### Exercise requirements
Copy out each line that includes the word "ZEMU".

### The input
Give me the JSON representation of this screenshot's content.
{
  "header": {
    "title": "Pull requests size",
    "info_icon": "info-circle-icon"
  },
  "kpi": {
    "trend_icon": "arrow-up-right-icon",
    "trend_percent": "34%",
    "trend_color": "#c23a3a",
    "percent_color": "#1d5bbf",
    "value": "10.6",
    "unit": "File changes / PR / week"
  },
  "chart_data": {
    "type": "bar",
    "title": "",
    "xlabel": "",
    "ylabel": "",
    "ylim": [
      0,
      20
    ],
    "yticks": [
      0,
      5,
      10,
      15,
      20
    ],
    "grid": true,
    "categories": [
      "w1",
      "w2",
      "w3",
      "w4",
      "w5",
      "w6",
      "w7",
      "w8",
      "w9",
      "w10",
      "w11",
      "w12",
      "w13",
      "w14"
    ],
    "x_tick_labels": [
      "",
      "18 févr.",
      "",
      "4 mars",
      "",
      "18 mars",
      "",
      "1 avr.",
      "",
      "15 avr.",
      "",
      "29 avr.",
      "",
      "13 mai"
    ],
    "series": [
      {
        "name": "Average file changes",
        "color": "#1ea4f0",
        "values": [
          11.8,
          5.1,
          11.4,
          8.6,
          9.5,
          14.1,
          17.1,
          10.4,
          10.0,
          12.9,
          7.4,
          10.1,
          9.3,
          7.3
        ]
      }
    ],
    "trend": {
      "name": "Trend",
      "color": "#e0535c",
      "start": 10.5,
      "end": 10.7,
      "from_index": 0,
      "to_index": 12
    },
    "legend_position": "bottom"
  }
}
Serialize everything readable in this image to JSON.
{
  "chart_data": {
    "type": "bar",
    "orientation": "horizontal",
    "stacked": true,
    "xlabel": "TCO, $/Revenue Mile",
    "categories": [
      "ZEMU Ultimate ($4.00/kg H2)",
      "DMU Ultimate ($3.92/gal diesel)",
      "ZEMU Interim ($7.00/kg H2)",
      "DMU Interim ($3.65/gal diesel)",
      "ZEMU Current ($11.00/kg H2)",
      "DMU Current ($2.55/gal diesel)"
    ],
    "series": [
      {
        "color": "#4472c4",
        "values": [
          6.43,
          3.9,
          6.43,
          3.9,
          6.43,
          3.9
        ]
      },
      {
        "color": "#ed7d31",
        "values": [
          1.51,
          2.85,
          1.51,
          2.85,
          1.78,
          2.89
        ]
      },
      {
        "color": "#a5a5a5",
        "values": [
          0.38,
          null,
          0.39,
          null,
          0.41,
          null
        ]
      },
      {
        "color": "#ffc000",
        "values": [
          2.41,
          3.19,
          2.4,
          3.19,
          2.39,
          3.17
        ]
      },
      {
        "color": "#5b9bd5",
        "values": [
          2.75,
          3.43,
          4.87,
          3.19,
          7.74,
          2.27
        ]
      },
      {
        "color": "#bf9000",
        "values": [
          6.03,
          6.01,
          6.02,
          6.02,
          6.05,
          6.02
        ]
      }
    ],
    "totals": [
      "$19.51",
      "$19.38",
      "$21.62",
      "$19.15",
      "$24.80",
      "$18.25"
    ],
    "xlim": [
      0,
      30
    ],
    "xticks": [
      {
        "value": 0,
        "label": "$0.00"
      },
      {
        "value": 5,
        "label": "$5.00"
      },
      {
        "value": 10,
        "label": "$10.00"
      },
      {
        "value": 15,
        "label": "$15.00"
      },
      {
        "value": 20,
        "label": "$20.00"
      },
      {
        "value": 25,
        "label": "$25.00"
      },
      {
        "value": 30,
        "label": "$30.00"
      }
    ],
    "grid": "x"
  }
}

### Solution
      "ZEMU Ultimate ($4.00/kg H2)",
      "ZEMU Interim ($7.00/kg H2)",
      "ZEMU Current ($11.00/kg H2)",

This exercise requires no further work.